Repeat the material exactly as it appears.

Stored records
*****

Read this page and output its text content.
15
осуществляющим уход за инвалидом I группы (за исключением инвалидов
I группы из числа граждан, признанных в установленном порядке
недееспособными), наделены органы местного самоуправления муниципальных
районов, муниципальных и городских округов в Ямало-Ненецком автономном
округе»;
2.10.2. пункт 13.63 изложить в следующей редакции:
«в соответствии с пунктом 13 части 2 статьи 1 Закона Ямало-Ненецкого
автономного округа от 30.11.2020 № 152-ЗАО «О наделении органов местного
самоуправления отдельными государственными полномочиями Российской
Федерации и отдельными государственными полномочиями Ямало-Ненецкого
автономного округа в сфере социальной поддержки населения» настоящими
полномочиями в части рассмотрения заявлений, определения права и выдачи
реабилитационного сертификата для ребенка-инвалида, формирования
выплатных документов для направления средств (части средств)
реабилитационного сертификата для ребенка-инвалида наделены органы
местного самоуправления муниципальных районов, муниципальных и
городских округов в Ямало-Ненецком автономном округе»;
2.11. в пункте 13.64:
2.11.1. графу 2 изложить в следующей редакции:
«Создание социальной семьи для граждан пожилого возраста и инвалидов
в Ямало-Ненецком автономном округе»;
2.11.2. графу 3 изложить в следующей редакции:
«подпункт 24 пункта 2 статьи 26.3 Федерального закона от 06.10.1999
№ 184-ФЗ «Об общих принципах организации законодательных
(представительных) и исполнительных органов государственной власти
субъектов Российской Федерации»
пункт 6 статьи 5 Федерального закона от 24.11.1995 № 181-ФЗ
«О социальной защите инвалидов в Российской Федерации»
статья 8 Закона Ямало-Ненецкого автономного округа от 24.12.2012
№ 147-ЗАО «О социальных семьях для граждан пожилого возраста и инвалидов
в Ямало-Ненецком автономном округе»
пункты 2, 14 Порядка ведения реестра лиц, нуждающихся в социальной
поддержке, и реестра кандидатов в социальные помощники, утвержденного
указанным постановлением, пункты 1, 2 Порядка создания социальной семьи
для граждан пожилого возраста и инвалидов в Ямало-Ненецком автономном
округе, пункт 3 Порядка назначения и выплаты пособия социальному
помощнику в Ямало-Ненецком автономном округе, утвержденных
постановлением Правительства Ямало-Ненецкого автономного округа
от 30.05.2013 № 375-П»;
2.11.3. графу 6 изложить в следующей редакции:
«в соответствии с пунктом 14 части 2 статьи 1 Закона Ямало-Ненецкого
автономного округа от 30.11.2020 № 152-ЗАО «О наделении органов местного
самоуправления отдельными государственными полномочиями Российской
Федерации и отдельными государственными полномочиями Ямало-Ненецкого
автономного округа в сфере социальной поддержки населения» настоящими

*****

● **WRITTEN ANSWER**:
Read this page and output its text content.
15
осуществляющим уход за инвалидом I группы (за исключением инвалидов
I группы из числа граждан, признанных в установленном порядке
недееспособными), наделены органы местного самоуправления муниципальных
районов, муниципальных и городских округов в Ямало-Ненецком автономном
округе»;
2.10.2. пункт 13.63 изложить в следующей редакции:
«в соответствии с пунктом 13 части 2 статьи 1 Закона Ямало-Ненецкого
автономного округа от 30.11.2020 № 152-ЗАО «О наделении органов местного
самоуправления отдельными государственными полномочиями Российской
Федерации и отдельными государственными полномочиями Ямало-Ненецкого
автономного округа в сфере социальной поддержки населения» настоящими
полномочиями в части рассмотрения заявлений, определения права и выдачи
реабилитационного сертификата для ребенка-инвалида, формирования
выплатных документов для направления средств (части средств)
реабилитационного сертификата для ребенка-инвалида наделены органы
местного самоуправления муниципальных районов, муниципальных и
городских округов в Ямало-Ненецком автономном округе»;
2.11. в пункте 13.64:
2.11.1. графу 2 изложить в следующей редакции:
«Создание социальной семьи для граждан пожилого возраста и инвалидов
в Ямало-Ненецком автономном округе»;
2.11.2. графу 3 изложить в следующей редакции:
«подпункт 24 пункта 2 статьи 26.3 Федерального закона от 06.10.1999
№ 184-ФЗ «Об общих принципах организации законодательных
(представительных) и исполнительных органов государственной власти
субъектов Российской Федерации»
пункт 6 статьи 5 Федерального закона от 24.11.1995 № 181-ФЗ
«О социальной защите инвалидов в Российской Федерации»
статья 8 Закона Ямало-Ненецкого автономного округа от 24.12.2012
№ 147-ЗАО «О социальных семьях для граждан пожилого возраста и инвалидов
в Ямало-Ненецком автономном округе»
пункты 2, 14 Порядка ведения реестра лиц, нуждающихся в социальной
поддержке, и реестра кандидатов в социальные помощники, утвержденного
указанным постановлением, пункты 1, 2 Порядка создания социальной семьи
для граждан пожилого возраста и инвалидов в Ямало-Ненецком автономном
округе, пункт 3 Порядка назначения и выплаты пособия социальному
помощнику в Ямало-Ненецком автономном округе, утвержденных
постановлением Правительства Ямало-Ненецкого автономного округа
от 30.05.2013 № 375-П»;
2.11.3. графу 6 изложить в следующей редакции:
«в соответствии с пунктом 14 части 2 статьи 1 Закона Ямало-Ненецкого
автономного округа от 30.11.2020 № 152-ЗАО «О наделении органов местного
самоуправления отдельными государственными полномочиями Российской
Федерации и отдельными государственными полномочиями Ямало-Ненецкого
автономного округа в сфере социальной поддержки населения» настоящими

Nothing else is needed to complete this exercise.